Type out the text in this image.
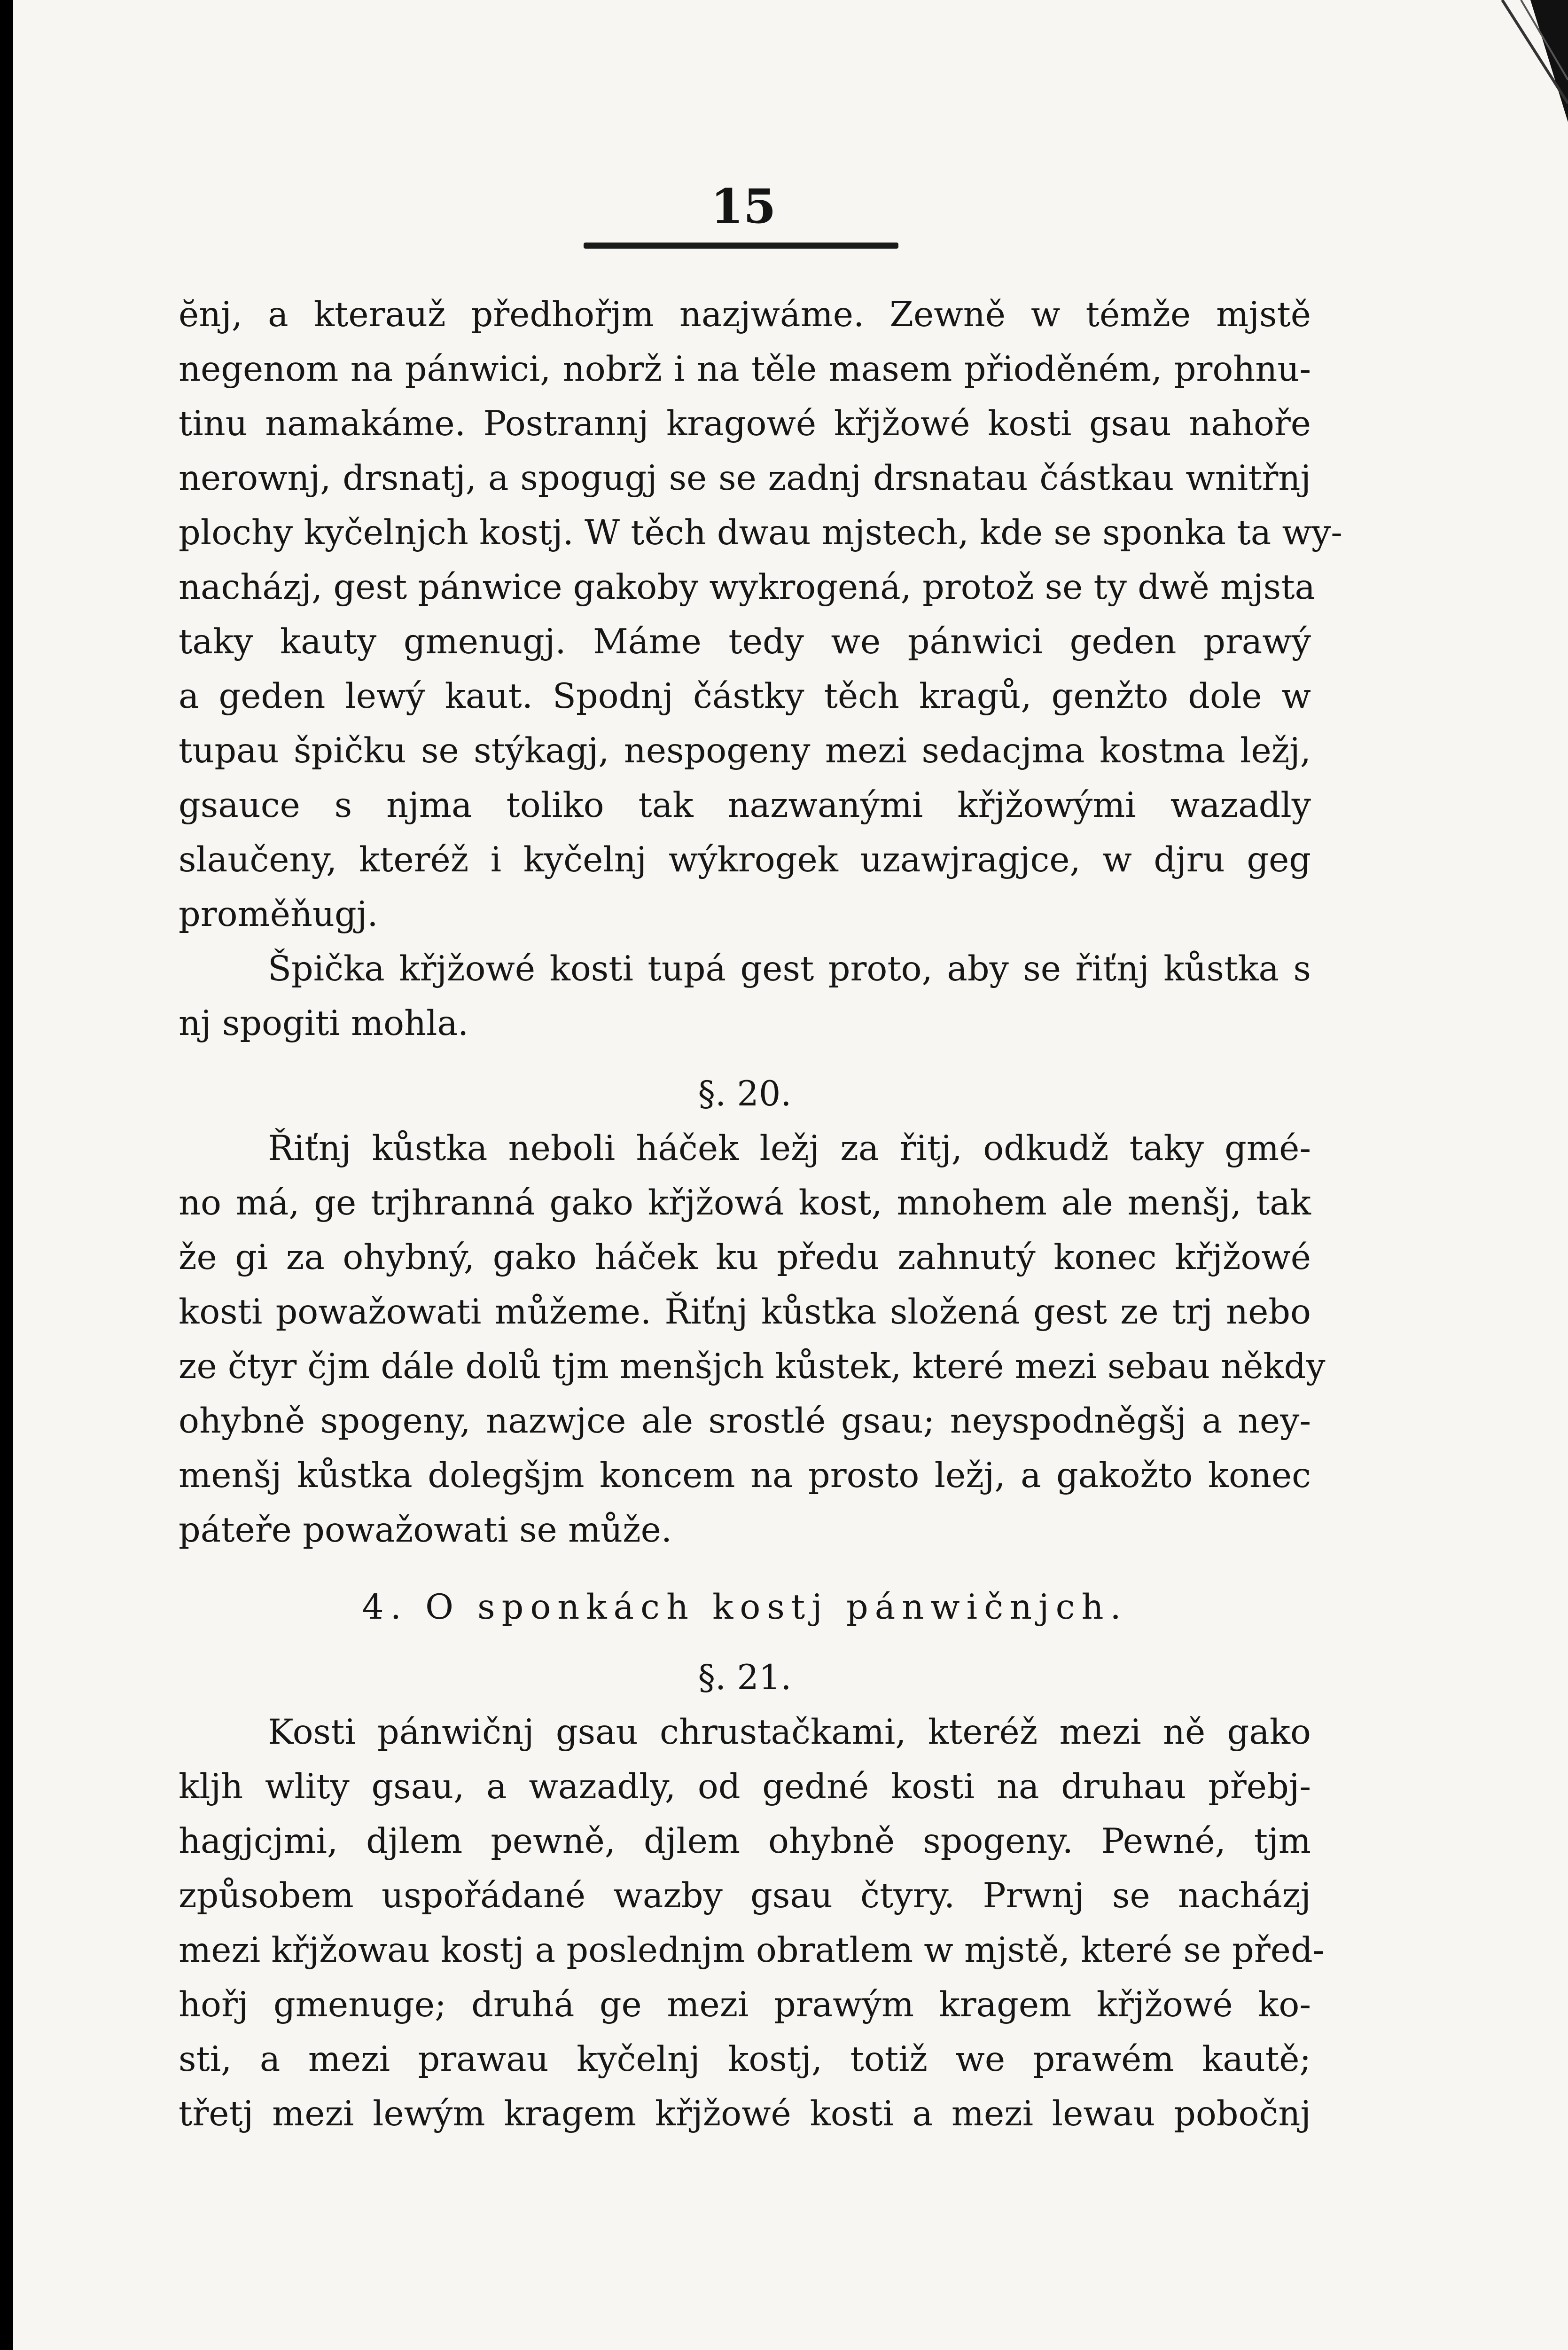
15
ĕnj, a kterauž předhořjm nazjwáme. Zewně w témže mjstě
negenom na pánwici, nobrž i na těle masem přioděném, prohnu-
tinu namakáme. Postrannj kragowé křjžowé kosti gsau nahoře
nerownj, drsnatj, a spogugj se se zadnj drsnatau částkau wnitřnj
plochy kyčelnjch kostj. W těch dwau mjstech, kde se sponka ta wy-
nacházj, gest pánwice gakoby wykrogená, protož se ty dwě mjsta
taky kauty gmenugj. Máme tedy we pánwici geden prawý
a geden lewý kaut. Spodnj částky těch kragů, genžto dole w
tupau špičku se stýkagj, nespogeny mezi sedacjma kostma ležj,
gsauce s njma toliko tak nazwanými křjžowými wazadly
slaučeny, kteréž i kyčelnj wýkrogek uzawjragjce, w djru geg
proměňugj.
Špička křjžowé kosti tupá gest proto, aby se řiťnj kůstka s
nj spogiti mohla.
§. 20.
Řiťnj kůstka neboli háček ležj za řitj, odkudž taky gmé-
no má, ge trjhranná gako křjžowá kost, mnohem ale menšj, tak
že gi za ohybný, gako háček ku předu zahnutý konec křjžowé
kosti powažowati můžeme. Řiťnj kůstka složená gest ze trj nebo
ze čtyr čjm dále dolů tjm menšjch kůstek, které mezi sebau někdy
ohybně spogeny, nazwjce ale srostlé gsau; neyspodněgšj a ney-
menšj kůstka dolegšjm koncem na prosto ležj, a gakožto konec
páteře powažowati se může.
4. O sponkách kostj pánwičnjch.
§. 21.
Kosti pánwičnj gsau chrustačkami, kteréž mezi ně gako
kljh wlity gsau, a wazadly, od gedné kosti na druhau přebj-
hagjcjmi, djlem pewně, djlem ohybně spogeny. Pewné, tjm
způsobem uspořádané wazby gsau čtyry. Prwnj se nacházj
mezi křjžowau kostj a poslednjm obratlem w mjstě, které se před-
hořj gmenuge; druhá ge mezi prawým kragem křjžowé ko-
sti, a mezi prawau kyčelnj kostj, totiž we prawém kautě;
třetj mezi lewým kragem křjžowé kosti a mezi lewau pobočnj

───

Look through the entries and copy every line in which the string "těch" appears.

plochy kyčelnjch kostj. W těch dwau mjstech, kde se sponka ta wy-
a geden lewý kaut. Spodnj částky těch kragů, genžto dole w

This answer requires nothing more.